DIRECTIONS> Count up the lines in the following listing that hold the word "Snakie", then give only that count.

╭─ THE RECORDS

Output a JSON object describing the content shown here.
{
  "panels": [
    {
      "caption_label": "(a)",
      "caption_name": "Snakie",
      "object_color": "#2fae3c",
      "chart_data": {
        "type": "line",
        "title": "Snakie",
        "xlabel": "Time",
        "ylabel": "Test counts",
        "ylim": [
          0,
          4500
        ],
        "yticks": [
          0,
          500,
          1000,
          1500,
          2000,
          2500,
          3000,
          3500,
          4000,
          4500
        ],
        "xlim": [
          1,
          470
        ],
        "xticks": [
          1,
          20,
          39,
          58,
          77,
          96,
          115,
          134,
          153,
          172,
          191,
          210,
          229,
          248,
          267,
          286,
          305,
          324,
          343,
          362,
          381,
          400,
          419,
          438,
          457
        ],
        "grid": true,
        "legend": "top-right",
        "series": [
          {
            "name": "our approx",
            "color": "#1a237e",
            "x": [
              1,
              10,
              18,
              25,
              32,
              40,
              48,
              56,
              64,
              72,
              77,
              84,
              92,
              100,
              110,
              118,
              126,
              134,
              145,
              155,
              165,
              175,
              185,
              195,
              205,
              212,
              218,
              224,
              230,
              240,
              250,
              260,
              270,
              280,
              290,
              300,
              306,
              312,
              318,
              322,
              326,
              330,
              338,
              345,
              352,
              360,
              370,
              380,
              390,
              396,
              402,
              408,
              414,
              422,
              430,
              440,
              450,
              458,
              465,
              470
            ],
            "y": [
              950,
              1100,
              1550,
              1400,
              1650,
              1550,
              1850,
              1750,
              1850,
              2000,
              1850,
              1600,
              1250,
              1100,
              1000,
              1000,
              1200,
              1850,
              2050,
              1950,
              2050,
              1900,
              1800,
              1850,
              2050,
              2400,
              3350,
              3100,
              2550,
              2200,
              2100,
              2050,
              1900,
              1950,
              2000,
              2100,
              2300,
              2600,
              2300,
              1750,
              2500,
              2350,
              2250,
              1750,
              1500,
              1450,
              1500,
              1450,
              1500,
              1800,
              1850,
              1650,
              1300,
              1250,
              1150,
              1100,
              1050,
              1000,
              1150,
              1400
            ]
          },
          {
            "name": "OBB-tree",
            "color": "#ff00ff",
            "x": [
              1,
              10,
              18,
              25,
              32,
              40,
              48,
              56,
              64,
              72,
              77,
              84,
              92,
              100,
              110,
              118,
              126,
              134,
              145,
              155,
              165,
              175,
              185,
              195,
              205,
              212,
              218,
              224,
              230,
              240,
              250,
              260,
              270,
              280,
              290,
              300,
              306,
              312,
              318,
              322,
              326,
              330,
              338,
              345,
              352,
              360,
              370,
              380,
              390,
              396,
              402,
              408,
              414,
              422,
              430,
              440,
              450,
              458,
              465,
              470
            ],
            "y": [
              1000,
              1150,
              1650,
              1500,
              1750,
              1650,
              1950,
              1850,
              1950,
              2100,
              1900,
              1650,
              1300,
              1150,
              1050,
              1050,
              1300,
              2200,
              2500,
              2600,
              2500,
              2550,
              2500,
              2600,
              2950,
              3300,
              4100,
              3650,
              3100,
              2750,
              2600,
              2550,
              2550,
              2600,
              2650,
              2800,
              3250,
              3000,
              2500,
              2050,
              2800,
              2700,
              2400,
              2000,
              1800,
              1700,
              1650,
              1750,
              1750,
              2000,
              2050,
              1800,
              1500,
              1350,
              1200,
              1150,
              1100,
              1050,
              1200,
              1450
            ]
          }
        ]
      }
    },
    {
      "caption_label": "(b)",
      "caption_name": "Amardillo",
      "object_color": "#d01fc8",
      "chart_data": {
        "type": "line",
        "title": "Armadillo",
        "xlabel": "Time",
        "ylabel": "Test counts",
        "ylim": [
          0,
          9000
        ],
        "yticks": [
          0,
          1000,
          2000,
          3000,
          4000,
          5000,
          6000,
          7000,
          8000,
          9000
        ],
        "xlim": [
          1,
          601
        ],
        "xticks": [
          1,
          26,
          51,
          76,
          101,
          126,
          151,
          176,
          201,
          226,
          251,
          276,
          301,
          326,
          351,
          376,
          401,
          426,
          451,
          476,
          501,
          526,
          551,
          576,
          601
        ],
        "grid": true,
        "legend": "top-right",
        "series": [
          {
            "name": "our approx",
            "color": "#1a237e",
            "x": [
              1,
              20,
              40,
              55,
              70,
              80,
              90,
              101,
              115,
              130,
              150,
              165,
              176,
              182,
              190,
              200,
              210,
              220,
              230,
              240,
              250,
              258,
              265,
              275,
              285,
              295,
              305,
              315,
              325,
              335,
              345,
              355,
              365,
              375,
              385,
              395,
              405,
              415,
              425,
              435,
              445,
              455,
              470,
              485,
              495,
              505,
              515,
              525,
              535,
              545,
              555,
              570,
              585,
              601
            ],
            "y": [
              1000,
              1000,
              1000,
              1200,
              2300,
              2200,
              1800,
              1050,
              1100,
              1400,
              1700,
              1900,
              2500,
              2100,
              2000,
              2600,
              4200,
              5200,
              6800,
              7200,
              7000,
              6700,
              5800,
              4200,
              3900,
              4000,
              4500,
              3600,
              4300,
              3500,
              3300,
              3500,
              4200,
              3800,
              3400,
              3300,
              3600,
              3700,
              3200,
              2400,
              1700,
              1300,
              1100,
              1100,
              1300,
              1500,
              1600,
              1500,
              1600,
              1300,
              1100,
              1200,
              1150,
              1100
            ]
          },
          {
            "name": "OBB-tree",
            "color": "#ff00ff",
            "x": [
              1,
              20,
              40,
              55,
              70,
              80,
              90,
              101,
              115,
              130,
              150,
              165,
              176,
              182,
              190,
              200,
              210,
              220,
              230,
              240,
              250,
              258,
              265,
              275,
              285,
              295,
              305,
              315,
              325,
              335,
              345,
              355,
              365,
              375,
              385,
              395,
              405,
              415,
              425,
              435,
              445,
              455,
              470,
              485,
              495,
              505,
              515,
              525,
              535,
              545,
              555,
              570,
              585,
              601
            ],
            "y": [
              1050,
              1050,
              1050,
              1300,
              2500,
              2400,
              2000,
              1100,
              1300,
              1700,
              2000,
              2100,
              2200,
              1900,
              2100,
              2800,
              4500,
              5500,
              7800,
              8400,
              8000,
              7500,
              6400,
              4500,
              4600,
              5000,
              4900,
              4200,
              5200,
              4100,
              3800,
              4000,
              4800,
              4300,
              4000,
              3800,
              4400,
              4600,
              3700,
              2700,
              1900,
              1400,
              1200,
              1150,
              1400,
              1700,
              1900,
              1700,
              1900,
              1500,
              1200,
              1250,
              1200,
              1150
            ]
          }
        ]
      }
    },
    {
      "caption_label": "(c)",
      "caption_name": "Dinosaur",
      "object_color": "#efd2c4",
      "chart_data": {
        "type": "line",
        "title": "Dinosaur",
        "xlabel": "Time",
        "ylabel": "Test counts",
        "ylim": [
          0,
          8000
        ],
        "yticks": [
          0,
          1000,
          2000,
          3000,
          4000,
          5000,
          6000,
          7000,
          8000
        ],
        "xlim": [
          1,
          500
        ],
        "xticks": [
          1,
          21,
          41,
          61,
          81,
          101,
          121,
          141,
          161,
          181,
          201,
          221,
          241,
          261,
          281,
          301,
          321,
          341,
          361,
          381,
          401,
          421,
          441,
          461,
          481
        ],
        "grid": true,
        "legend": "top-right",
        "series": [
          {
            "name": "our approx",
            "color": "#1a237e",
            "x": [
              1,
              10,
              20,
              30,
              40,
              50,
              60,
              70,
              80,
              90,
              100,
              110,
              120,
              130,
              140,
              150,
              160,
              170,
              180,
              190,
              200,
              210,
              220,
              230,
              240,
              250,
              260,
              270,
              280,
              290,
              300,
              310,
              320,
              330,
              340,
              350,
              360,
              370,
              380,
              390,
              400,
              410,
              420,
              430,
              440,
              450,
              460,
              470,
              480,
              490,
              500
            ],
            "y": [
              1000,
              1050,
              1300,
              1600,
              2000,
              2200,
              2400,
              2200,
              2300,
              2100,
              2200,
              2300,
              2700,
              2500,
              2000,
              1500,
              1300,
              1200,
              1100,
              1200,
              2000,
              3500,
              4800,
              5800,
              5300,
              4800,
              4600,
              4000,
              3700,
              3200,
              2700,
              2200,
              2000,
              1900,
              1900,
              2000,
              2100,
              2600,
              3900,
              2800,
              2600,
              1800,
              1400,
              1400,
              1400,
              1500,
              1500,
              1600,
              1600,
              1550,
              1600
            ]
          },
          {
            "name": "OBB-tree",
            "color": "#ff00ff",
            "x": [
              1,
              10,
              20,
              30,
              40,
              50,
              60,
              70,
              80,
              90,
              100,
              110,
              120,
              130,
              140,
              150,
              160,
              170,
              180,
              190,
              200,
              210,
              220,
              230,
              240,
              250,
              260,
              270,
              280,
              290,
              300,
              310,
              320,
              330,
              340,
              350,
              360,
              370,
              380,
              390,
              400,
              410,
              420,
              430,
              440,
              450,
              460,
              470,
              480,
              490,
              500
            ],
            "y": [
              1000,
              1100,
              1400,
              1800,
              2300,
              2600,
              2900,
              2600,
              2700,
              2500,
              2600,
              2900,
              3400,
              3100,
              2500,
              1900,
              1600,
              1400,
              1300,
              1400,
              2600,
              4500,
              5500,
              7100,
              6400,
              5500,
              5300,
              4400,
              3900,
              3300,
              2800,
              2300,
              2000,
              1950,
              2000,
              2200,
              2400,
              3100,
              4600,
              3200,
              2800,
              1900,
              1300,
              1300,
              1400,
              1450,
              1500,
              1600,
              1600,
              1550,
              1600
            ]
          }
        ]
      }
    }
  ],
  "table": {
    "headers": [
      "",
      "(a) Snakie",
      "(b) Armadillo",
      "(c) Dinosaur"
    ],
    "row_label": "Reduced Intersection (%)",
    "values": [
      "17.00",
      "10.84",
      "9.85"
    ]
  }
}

╰─

TASK OUTPUT> 3